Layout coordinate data

'''

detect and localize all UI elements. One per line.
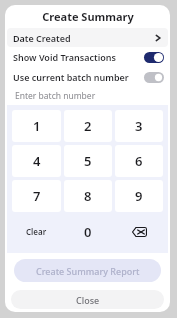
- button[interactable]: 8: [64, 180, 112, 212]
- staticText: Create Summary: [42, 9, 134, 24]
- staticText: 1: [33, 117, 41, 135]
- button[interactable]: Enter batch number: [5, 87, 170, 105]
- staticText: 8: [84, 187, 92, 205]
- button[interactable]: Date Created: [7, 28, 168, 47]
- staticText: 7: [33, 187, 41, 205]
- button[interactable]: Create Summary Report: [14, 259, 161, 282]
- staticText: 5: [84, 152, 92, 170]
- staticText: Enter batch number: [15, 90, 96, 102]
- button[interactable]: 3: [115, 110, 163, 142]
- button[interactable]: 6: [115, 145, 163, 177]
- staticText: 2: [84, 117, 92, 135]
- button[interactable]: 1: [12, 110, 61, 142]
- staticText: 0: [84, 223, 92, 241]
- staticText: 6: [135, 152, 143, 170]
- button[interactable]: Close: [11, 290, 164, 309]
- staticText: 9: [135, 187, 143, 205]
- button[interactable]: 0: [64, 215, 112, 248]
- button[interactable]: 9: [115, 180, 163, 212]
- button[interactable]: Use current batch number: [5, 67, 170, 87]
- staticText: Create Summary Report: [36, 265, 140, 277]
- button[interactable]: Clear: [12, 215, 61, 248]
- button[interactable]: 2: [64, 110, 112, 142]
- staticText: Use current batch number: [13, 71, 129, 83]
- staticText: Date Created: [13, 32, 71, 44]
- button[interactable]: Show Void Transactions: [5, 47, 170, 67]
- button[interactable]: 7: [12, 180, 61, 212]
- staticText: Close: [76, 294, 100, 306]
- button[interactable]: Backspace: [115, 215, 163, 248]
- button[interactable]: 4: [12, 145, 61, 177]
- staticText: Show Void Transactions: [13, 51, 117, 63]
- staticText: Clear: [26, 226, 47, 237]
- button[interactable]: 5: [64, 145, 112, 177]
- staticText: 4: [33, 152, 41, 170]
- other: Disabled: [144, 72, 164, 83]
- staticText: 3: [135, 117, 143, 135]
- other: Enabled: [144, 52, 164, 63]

'''
'''

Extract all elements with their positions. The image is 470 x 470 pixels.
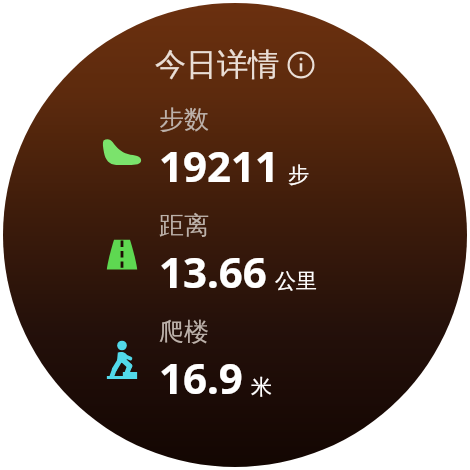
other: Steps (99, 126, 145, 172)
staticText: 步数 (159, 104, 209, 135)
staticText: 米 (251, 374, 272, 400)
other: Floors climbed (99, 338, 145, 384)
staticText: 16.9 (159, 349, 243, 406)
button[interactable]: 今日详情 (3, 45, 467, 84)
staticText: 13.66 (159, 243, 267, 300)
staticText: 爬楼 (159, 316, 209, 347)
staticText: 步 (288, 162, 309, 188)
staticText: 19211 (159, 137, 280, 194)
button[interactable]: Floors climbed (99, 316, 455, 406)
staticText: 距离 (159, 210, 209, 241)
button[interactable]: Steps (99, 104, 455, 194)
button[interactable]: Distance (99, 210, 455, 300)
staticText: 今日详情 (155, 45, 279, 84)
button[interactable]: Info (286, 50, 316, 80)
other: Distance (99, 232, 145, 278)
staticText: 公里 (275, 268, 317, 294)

'''
'''

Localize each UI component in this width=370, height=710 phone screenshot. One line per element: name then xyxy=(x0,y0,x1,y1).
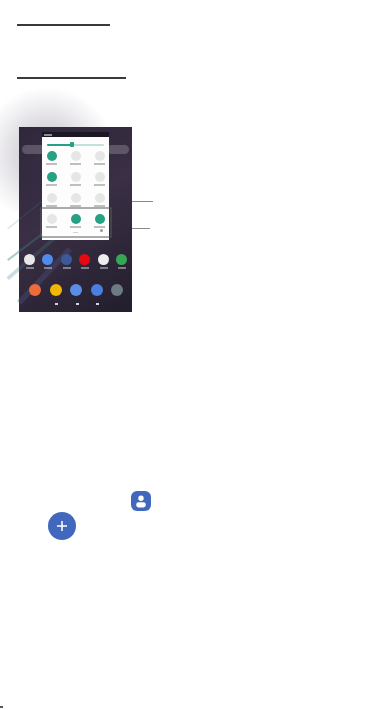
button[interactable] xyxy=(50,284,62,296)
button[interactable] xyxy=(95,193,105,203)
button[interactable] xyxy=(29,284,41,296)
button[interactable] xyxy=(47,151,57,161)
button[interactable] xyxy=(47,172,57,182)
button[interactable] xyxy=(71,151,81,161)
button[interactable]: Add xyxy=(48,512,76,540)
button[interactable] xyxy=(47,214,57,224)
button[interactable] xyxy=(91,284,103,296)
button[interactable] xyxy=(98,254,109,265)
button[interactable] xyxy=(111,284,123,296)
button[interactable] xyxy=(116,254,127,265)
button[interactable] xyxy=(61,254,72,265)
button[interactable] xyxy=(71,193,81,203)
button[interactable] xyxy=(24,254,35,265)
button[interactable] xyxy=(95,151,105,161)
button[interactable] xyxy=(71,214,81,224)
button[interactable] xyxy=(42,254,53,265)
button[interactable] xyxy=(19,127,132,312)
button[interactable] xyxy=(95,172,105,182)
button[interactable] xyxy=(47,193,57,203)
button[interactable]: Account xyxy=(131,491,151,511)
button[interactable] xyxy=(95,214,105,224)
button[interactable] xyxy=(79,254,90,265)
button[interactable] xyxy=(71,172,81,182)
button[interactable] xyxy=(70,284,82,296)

'''

What to do
Reproduce the part of the material that opens with the line containing "button[interactable] xyxy=(50,284,62,296)" and closes with the line containing "button[interactable] xyxy=(98,254,109,265)", switching "Add" to "Plus" and leaving everything else unchanged.

Solution for this task
button[interactable] xyxy=(50,284,62,296)
button[interactable] xyxy=(95,193,105,203)
button[interactable] xyxy=(29,284,41,296)
button[interactable] xyxy=(47,151,57,161)
button[interactable] xyxy=(47,172,57,182)
button[interactable] xyxy=(71,151,81,161)
button[interactable]: Plus xyxy=(48,512,76,540)
button[interactable] xyxy=(47,214,57,224)
button[interactable] xyxy=(91,284,103,296)
button[interactable] xyxy=(98,254,109,265)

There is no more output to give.